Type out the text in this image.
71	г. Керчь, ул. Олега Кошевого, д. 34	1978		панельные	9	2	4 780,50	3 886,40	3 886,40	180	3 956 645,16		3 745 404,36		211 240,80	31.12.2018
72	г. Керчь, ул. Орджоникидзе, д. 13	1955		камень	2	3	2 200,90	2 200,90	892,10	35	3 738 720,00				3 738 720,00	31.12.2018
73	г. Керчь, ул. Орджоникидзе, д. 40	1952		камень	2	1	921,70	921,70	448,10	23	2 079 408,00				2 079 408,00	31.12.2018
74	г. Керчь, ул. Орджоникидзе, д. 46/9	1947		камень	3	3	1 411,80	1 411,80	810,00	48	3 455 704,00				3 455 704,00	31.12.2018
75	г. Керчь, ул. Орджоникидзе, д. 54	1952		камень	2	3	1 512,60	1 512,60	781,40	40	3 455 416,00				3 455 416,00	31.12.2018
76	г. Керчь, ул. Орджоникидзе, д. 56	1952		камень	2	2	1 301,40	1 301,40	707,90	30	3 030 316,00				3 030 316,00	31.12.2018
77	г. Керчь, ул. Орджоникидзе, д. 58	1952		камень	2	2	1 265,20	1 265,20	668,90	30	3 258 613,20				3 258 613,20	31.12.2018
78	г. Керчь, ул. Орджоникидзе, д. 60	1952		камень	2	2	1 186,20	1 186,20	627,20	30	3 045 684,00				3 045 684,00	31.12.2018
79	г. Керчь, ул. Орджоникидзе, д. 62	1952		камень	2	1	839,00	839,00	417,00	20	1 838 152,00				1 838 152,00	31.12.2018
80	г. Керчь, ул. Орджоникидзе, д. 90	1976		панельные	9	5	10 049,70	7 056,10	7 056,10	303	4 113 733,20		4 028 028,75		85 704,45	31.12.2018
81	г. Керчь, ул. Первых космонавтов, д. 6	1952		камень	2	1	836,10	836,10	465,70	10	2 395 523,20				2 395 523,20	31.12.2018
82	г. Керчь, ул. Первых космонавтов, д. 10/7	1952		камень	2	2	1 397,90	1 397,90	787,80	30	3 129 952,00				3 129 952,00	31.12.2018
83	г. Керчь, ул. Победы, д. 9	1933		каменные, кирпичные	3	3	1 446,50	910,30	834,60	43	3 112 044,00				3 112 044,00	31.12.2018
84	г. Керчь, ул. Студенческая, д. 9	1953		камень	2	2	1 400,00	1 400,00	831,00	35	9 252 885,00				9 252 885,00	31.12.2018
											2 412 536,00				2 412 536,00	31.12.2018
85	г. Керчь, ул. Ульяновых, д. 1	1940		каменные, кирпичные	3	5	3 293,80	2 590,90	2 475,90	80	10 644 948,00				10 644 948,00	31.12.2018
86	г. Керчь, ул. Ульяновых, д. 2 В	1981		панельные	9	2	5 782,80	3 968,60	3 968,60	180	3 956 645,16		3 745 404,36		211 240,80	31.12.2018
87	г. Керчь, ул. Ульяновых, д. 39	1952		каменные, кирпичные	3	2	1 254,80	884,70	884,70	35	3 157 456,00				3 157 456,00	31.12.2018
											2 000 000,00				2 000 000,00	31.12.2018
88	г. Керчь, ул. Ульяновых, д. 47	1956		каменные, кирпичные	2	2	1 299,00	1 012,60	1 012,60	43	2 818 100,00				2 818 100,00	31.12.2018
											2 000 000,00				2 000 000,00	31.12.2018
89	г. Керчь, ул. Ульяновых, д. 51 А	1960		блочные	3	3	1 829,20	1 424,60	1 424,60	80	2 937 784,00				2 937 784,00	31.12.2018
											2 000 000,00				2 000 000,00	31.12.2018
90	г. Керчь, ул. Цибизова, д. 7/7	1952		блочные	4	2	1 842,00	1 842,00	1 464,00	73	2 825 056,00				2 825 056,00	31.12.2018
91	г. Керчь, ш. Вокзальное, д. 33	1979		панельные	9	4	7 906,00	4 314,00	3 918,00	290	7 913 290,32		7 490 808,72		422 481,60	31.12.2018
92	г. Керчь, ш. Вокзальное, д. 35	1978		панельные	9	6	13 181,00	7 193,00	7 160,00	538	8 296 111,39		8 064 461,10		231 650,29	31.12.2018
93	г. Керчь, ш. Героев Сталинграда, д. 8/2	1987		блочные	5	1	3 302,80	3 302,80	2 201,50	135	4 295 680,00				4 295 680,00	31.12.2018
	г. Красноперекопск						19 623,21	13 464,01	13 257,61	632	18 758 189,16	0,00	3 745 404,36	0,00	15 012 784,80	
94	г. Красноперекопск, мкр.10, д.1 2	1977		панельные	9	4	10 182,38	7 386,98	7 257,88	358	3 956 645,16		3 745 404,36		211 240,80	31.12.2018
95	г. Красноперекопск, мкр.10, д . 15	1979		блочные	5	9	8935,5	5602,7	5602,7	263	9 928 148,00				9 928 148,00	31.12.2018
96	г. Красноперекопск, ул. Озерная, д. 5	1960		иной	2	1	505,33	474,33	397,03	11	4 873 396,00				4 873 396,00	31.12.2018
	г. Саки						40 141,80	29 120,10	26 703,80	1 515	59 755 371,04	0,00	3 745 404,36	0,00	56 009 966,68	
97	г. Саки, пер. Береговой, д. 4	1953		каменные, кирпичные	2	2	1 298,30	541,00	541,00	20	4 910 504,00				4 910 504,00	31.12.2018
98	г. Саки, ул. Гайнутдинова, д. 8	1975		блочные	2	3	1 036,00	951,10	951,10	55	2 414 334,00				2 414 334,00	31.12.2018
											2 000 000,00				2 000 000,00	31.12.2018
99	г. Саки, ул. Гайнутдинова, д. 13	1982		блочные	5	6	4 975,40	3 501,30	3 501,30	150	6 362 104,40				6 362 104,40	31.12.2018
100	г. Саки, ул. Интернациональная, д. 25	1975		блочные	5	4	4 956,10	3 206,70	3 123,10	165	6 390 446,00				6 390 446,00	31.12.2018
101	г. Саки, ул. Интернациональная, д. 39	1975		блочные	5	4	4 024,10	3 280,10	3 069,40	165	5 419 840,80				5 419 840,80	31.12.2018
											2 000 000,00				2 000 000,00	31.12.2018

——————

Set problem:
Write the material out again in its entirety, exactly as shown.

Answer to the problem:
Type out the text in this image.
71	г. Керчь, ул. Олега Кошевого, д. 34	1978		панельные	9	2	4 780,50	3 886,40	3 886,40	180	3 956 645,16		3 745 404,36		211 240,80	31.12.2018
72	г. Керчь, ул. Орджоникидзе, д. 13	1955		камень	2	3	2 200,90	2 200,90	892,10	35	3 738 720,00				3 738 720,00	31.12.2018
73	г. Керчь, ул. Орджоникидзе, д. 40	1952		камень	2	1	921,70	921,70	448,10	23	2 079 408,00				2 079 408,00	31.12.2018
74	г. Керчь, ул. Орджоникидзе, д. 46/9	1947		камень	3	3	1 411,80	1 411,80	810,00	48	3 455 704,00				3 455 704,00	31.12.2018
75	г. Керчь, ул. Орджоникидзе, д. 54	1952		камень	2	3	1 512,60	1 512,60	781,40	40	3 455 416,00				3 455 416,00	31.12.2018
76	г. Керчь, ул. Орджоникидзе, д. 56	1952		камень	2	2	1 301,40	1 301,40	707,90	30	3 030 316,00				3 030 316,00	31.12.2018
77	г. Керчь, ул. Орджоникидзе, д. 58	1952		камень	2	2	1 265,20	1 265,20	668,90	30	3 258 613,20				3 258 613,20	31.12.2018
78	г. Керчь, ул. Орджоникидзе, д. 60	1952		камень	2	2	1 186,20	1 186,20	627,20	30	3 045 684,00				3 045 684,00	31.12.2018
79	г. Керчь, ул. Орджоникидзе, д. 62	1952		камень	2	1	839,00	839,00	417,00	20	1 838 152,00				1 838 152,00	31.12.2018
80	г. Керчь, ул. Орджоникидзе, д. 90	1976		панельные	9	5	10 049,70	7 056,10	7 056,10	303	4 113 733,20		4 028 028,75		85 704,45	31.12.2018
81	г. Керчь, ул. Первых космонавтов, д. 6	1952		камень	2	1	836,10	836,10	465,70	10	2 395 523,20				2 395 523,20	31.12.2018
82	г. Керчь, ул. Первых космонавтов, д. 10/7	1952		камень	2	2	1 397,90	1 397,90	787,80	30	3 129 952,00				3 129 952,00	31.12.2018
83	г. Керчь, ул. Победы, д. 9	1933		каменные, кирпичные	3	3	1 446,50	910,30	834,60	43	3 112 044,00				3 112 044,00	31.12.2018
84	г. Керчь, ул. Студенческая, д. 9	1953		камень	2	2	1 400,00	1 400,00	831,00	35	9 252 885,00				9 252 885,00	31.12.2018
											2 412 536,00				2 412 536,00	31.12.2018
85	г. Керчь, ул. Ульяновых, д. 1	1940		каменные, кирпичные	3	5	3 293,80	2 590,90	2 475,90	80	10 644 948,00				10 644 948,00	31.12.2018
86	г. Керчь, ул. Ульяновых, д. 2 В	1981		панельные	9	2	5 782,80	3 968,60	3 968,60	180	3 956 645,16		3 745 404,36		211 240,80	31.12.2018
87	г. Керчь, ул. Ульяновых, д. 39	1952		каменные, кирпичные	3	2	1 254,80	884,70	884,70	35	3 157 456,00				3 157 456,00	31.12.2018
											2 000 000,00				2 000 000,00	31.12.2018
88	г. Керчь, ул. Ульяновых, д. 47	1956		каменные, кирпичные	2	2	1 299,00	1 012,60	1 012,60	43	2 818 100,00				2 818 100,00	31.12.2018
											2 000 000,00				2 000 000,00	31.12.2018
89	г. Керчь, ул. Ульяновых, д. 51 А	1960		блочные	3	3	1 829,20	1 424,60	1 424,60	80	2 937 784,00				2 937 784,00	31.12.2018
											2 000 000,00				2 000 000,00	31.12.2018
90	г. Керчь, ул. Цибизова, д. 7/7	1952		блочные	4	2	1 842,00	1 842,00	1 464,00	73	2 825 056,00				2 825 056,00	31.12.2018
91	г. Керчь, ш. Вокзальное, д. 33	1979		панельные	9	4	7 906,00	4 314,00	3 918,00	290	7 913 290,32		7 490 808,72		422 481,60	31.12.2018
92	г. Керчь, ш. Вокзальное, д. 35	1978		панельные	9	6	13 181,00	7 193,00	7 160,00	538	8 296 111,39		8 064 461,10		231 650,29	31.12.2018
93	г. Керчь, ш. Героев Сталинграда, д. 8/2	1987		блочные	5	1	3 302,80	3 302,80	2 201,50	135	4 295 680,00				4 295 680,00	31.12.2018
	г. Красноперекопск						19 623,21	13 464,01	13 257,61	632	18 758 189,16	0,00	3 745 404,36	0,00	15 012 784,80	
94	г. Красноперекопск, мкр.10, д.1 2	1977		панельные	9	4	10 182,38	7 386,98	7 257,88	358	3 956 645,16		3 745 404,36		211 240,80	31.12.2018
95	г. Красноперекопск, мкр.10, д . 15	1979		блочные	5	9	8935,5	5602,7	5602,7	263	9 928 148,00				9 928 148,00	31.12.2018
96	г. Красноперекопск, ул. Озерная, д. 5	1960		иной	2	1	505,33	474,33	397,03	11	4 873 396,00				4 873 396,00	31.12.2018
	г. Саки						40 141,80	29 120,10	26 703,80	1 515	59 755 371,04	0,00	3 745 404,36	0,00	56 009 966,68	
97	г. Саки, пер. Береговой, д. 4	1953		каменные, кирпичные	2	2	1 298,30	541,00	541,00	20	4 910 504,00				4 910 504,00	31.12.2018
98	г. Саки, ул. Гайнутдинова, д. 8	1975		блочные	2	3	1 036,00	951,10	951,10	55	2 414 334,00				2 414 334,00	31.12.2018
											2 000 000,00				2 000 000,00	31.12.2018
99	г. Саки, ул. Гайнутдинова, д. 13	1982		блочные	5	6	4 975,40	3 501,30	3 501,30	150	6 362 104,40				6 362 104,40	31.12.2018
100	г. Саки, ул. Интернациональная, д. 25	1975		блочные	5	4	4 956,10	3 206,70	3 123,10	165	6 390 446,00				6 390 446,00	31.12.2018
101	г. Саки, ул. Интернациональная, д. 39	1975		блочные	5	4	4 024,10	3 280,10	3 069,40	165	5 419 840,80				5 419 840,80	31.12.2018
											2 000 000,00				2 000 000,00	31.12.2018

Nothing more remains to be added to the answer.